** begin **

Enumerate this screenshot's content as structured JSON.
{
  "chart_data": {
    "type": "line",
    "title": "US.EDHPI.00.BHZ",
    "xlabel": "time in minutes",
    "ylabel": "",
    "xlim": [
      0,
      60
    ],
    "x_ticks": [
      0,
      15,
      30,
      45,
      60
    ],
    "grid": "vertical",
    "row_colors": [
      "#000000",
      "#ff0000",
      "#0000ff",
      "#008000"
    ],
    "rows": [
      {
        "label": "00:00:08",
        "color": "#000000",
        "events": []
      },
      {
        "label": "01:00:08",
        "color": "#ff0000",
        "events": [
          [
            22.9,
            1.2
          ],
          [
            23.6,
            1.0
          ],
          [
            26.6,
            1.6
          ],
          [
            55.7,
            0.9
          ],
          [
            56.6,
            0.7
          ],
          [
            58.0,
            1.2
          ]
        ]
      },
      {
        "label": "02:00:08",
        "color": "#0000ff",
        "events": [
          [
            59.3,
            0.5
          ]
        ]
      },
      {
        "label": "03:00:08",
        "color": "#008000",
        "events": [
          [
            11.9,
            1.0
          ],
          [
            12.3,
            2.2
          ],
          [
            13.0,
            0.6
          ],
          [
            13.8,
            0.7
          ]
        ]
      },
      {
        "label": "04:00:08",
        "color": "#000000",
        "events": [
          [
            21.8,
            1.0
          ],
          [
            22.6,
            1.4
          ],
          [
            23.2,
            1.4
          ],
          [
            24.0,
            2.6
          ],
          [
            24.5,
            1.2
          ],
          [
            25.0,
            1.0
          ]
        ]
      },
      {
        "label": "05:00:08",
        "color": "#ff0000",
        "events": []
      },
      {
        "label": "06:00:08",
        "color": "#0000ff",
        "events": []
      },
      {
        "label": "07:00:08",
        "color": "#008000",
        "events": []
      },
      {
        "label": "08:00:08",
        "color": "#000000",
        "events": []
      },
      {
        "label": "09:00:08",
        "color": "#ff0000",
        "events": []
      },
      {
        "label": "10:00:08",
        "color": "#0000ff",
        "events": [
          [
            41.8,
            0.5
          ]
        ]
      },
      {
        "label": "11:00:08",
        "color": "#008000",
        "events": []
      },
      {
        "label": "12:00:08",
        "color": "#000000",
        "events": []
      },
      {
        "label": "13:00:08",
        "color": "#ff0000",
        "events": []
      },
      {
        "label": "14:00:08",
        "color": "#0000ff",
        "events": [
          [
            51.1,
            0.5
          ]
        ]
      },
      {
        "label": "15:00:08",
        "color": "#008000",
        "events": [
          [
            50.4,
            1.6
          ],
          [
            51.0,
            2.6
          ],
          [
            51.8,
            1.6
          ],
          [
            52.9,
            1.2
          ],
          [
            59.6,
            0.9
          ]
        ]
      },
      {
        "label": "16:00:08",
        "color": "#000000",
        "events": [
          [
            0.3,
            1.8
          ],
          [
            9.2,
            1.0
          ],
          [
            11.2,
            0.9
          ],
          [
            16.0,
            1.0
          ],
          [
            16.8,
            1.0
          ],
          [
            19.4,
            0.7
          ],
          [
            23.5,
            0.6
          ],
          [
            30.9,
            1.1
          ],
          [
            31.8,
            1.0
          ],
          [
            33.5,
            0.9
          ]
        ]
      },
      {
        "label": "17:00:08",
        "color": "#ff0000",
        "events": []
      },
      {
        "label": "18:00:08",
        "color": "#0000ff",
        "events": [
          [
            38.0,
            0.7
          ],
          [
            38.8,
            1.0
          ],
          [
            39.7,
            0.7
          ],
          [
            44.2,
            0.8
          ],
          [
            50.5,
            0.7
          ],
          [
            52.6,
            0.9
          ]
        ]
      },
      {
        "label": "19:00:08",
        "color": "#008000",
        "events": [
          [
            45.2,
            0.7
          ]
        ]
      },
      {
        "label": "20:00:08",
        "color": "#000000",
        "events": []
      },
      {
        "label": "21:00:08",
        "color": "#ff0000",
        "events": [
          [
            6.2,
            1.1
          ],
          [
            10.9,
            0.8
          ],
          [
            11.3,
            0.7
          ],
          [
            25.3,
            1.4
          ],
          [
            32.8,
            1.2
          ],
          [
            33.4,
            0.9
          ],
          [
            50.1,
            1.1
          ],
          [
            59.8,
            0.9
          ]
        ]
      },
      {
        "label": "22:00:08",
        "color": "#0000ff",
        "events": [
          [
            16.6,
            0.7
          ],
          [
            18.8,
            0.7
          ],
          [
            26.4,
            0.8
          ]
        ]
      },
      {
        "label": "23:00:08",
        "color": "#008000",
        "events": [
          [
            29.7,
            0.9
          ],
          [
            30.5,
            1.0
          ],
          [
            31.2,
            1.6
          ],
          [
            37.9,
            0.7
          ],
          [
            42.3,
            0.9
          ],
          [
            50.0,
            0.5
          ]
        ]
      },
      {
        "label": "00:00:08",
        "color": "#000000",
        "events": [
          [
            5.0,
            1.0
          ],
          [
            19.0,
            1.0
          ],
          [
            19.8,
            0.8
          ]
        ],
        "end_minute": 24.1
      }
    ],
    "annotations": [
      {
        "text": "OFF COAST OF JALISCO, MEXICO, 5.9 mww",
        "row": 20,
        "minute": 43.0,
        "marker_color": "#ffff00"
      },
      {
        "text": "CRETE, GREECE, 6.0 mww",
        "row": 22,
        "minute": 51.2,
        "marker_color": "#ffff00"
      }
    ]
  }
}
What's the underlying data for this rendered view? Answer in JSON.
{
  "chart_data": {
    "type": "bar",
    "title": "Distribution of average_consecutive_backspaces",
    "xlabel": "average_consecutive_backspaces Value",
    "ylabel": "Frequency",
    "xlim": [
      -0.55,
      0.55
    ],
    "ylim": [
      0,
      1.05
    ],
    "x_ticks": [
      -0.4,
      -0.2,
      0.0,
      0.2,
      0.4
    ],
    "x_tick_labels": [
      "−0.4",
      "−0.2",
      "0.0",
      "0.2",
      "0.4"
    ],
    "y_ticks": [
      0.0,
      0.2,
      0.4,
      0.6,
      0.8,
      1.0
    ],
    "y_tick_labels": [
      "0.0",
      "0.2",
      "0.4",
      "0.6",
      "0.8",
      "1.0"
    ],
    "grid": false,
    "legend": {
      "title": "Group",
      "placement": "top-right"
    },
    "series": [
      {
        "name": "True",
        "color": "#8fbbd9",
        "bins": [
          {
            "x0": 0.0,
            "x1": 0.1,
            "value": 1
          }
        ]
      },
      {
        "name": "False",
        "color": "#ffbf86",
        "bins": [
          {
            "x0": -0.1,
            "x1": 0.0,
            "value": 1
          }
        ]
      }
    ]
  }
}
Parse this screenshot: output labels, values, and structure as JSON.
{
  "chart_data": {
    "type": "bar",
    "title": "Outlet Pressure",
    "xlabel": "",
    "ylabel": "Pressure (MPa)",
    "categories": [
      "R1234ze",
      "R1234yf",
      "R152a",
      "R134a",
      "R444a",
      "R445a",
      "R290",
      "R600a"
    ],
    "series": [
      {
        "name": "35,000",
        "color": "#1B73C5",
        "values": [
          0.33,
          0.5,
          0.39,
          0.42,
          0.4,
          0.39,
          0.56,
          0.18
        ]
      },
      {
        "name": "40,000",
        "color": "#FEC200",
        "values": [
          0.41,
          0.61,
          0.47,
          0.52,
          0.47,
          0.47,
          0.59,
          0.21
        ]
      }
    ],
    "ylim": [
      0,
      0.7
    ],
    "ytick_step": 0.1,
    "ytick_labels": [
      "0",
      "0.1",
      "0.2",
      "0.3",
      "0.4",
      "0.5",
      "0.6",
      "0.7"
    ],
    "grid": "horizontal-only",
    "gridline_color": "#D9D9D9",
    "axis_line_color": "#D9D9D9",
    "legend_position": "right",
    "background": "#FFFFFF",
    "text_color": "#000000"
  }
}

** end **

### Aim
From the records above, please extract every line and repeat it exactly.

### Written solution
Enumerate this screenshot's content as structured JSON.
{
  "chart_data": {
    "type": "line",
    "title": "US.EDHPI.00.BHZ",
    "xlabel": "time in minutes",
    "ylabel": "",
    "xlim": [
      0,
      60
    ],
    "x_ticks": [
      0,
      15,
      30,
      45,
      60
    ],
    "grid": "vertical",
    "row_colors": [
      "#000000",
      "#ff0000",
      "#0000ff",
      "#008000"
    ],
    "rows": [
      {
        "label": "00:00:08",
        "color": "#000000",
        "events": []
      },
      {
        "label": "01:00:08",
        "color": "#ff0000",
        "events": [
          [
            22.9,
            1.2
          ],
          [
            23.6,
            1.0
          ],
          [
            26.6,
            1.6
          ],
          [
            55.7,
            0.9
          ],
          [
            56.6,
            0.7
          ],
          [
            58.0,
            1.2
          ]
        ]
      },
      {
        "label": "02:00:08",
        "color": "#0000ff",
        "events": [
          [
            59.3,
            0.5
          ]
        ]
      },
      {
        "label": "03:00:08",
        "color": "#008000",
        "events": [
          [
            11.9,
            1.0
          ],
          [
            12.3,
            2.2
          ],
          [
            13.0,
            0.6
          ],
          [
            13.8,
            0.7
          ]
        ]
      },
      {
        "label": "04:00:08",
        "color": "#000000",
        "events": [
          [
            21.8,
            1.0
          ],
          [
            22.6,
            1.4
          ],
          [
            23.2,
            1.4
          ],
          [
            24.0,
            2.6
          ],
          [
            24.5,
            1.2
          ],
          [
            25.0,
            1.0
          ]
        ]
      },
      {
        "label": "05:00:08",
        "color": "#ff0000",
        "events": []
      },
      {
        "label": "06:00:08",
        "color": "#0000ff",
        "events": []
      },
      {
        "label": "07:00:08",
        "color": "#008000",
        "events": []
      },
      {
        "label": "08:00:08",
        "color": "#000000",
        "events": []
      },
      {
        "label": "09:00:08",
        "color": "#ff0000",
        "events": []
      },
      {
        "label": "10:00:08",
        "color": "#0000ff",
        "events": [
          [
            41.8,
            0.5
          ]
        ]
      },
      {
        "label": "11:00:08",
        "color": "#008000",
        "events": []
      },
      {
        "label": "12:00:08",
        "color": "#000000",
        "events": []
      },
      {
        "label": "13:00:08",
        "color": "#ff0000",
        "events": []
      },
      {
        "label": "14:00:08",
        "color": "#0000ff",
        "events": [
          [
            51.1,
            0.5
          ]
        ]
      },
      {
        "label": "15:00:08",
        "color": "#008000",
        "events": [
          [
            50.4,
            1.6
          ],
          [
            51.0,
            2.6
          ],
          [
            51.8,
            1.6
          ],
          [
            52.9,
            1.2
          ],
          [
            59.6,
            0.9
          ]
        ]
      },
      {
        "label": "16:00:08",
        "color": "#000000",
        "events": [
          [
            0.3,
            1.8
          ],
          [
            9.2,
            1.0
          ],
          [
            11.2,
            0.9
          ],
          [
            16.0,
            1.0
          ],
          [
            16.8,
            1.0
          ],
          [
            19.4,
            0.7
          ],
          [
            23.5,
            0.6
          ],
          [
            30.9,
            1.1
          ],
          [
            31.8,
            1.0
          ],
          [
            33.5,
            0.9
          ]
        ]
      },
      {
        "label": "17:00:08",
        "color": "#ff0000",
        "events": []
      },
      {
        "label": "18:00:08",
        "color": "#0000ff",
        "events": [
          [
            38.0,
            0.7
          ],
          [
            38.8,
            1.0
          ],
          [
            39.7,
            0.7
          ],
          [
            44.2,
            0.8
          ],
          [
            50.5,
            0.7
          ],
          [
            52.6,
            0.9
          ]
        ]
      },
      {
        "label": "19:00:08",
        "color": "#008000",
        "events": [
          [
            45.2,
            0.7
          ]
        ]
      },
      {
        "label": "20:00:08",
        "color": "#000000",
        "events": []
      },
      {
        "label": "21:00:08",
        "color": "#ff0000",
        "events": [
          [
            6.2,
            1.1
          ],
          [
            10.9,
            0.8
          ],
          [
            11.3,
            0.7
          ],
          [
            25.3,
            1.4
          ],
          [
            32.8,
            1.2
          ],
          [
            33.4,
            0.9
          ],
          [
            50.1,
            1.1
          ],
          [
            59.8,
            0.9
          ]
        ]
      },
      {
        "label": "22:00:08",
        "color": "#0000ff",
        "events": [
          [
            16.6,
            0.7
          ],
          [
            18.8,
            0.7
          ],
          [
            26.4,
            0.8
          ]
        ]
      },
      {
        "label": "23:00:08",
        "color": "#008000",
        "events": [
          [
            29.7,
            0.9
          ],
          [
            30.5,
            1.0
          ],
          [
            31.2,
            1.6
          ],
          [
            37.9,
            0.7
          ],
          [
            42.3,
            0.9
          ],
          [
            50.0,
            0.5
          ]
        ]
      },
      {
        "label": "00:00:08",
        "color": "#000000",
        "events": [
          [
            5.0,
            1.0
          ],
          [
            19.0,
            1.0
          ],
          [
            19.8,
            0.8
          ]
        ],
        "end_minute": 24.1
      }
    ],
    "annotations": [
      {
        "text": "OFF COAST OF JALISCO, MEXICO, 5.9 mww",
        "row": 20,
        "minute": 43.0,
        "marker_color": "#ffff00"
      },
      {
        "text": "CRETE, GREECE, 6.0 mww",
        "row": 22,
        "minute": 51.2,
        "marker_color": "#ffff00"
      }
    ]
  }
}
What's the underlying data for this rendered view? Answer in JSON.
{
  "chart_data": {
    "type": "bar",
    "title": "Distribution of average_consecutive_backspaces",
    "xlabel": "average_consecutive_backspaces Value",
    "ylabel": "Frequency",
    "xlim": [
      -0.55,
      0.55
    ],
    "ylim": [
      0,
      1.05
    ],
    "x_ticks": [
      -0.4,
      -0.2,
      0.0,
      0.2,
      0.4
    ],
    "x_tick_labels": [
      "−0.4",
      "−0.2",
      "0.0",
      "0.2",
      "0.4"
    ],
    "y_ticks": [
      0.0,
      0.2,
      0.4,
      0.6,
      0.8,
      1.0
    ],
    "y_tick_labels": [
      "0.0",
      "0.2",
      "0.4",
      "0.6",
      "0.8",
      "1.0"
    ],
    "grid": false,
    "legend": {
      "title": "Group",
      "placement": "top-right"
    },
    "series": [
      {
        "name": "True",
        "color": "#8fbbd9",
        "bins": [
          {
            "x0": 0.0,
            "x1": 0.1,
            "value": 1
          }
        ]
      },
      {
        "name": "False",
        "color": "#ffbf86",
        "bins": [
          {
            "x0": -0.1,
            "x1": 0.0,
            "value": 1
          }
        ]
      }
    ]
  }
}
Parse this screenshot: output labels, values, and structure as JSON.
{
  "chart_data": {
    "type": "bar",
    "title": "Outlet Pressure",
    "xlabel": "",
    "ylabel": "Pressure (MPa)",
    "categories": [
      "R1234ze",
      "R1234yf",
      "R152a",
      "R134a",
      "R444a",
      "R445a",
      "R290",
      "R600a"
    ],
    "series": [
      {
        "name": "35,000",
        "color": "#1B73C5",
        "values": [
          0.33,
          0.5,
          0.39,
          0.42,
          0.4,
          0.39,
          0.56,
          0.18
        ]
      },
      {
        "name": "40,000",
        "color": "#FEC200",
        "values": [
          0.41,
          0.61,
          0.47,
          0.52,
          0.47,
          0.47,
          0.59,
          0.21
        ]
      }
    ],
    "ylim": [
      0,
      0.7
    ],
    "ytick_step": 0.1,
    "ytick_labels": [
      "0",
      "0.1",
      "0.2",
      "0.3",
      "0.4",
      "0.5",
      "0.6",
      "0.7"
    ],
    "grid": "horizontal-only",
    "gridline_color": "#D9D9D9",
    "axis_line_color": "#D9D9D9",
    "legend_position": "right",
    "background": "#FFFFFF",
    "text_color": "#000000"
  }
}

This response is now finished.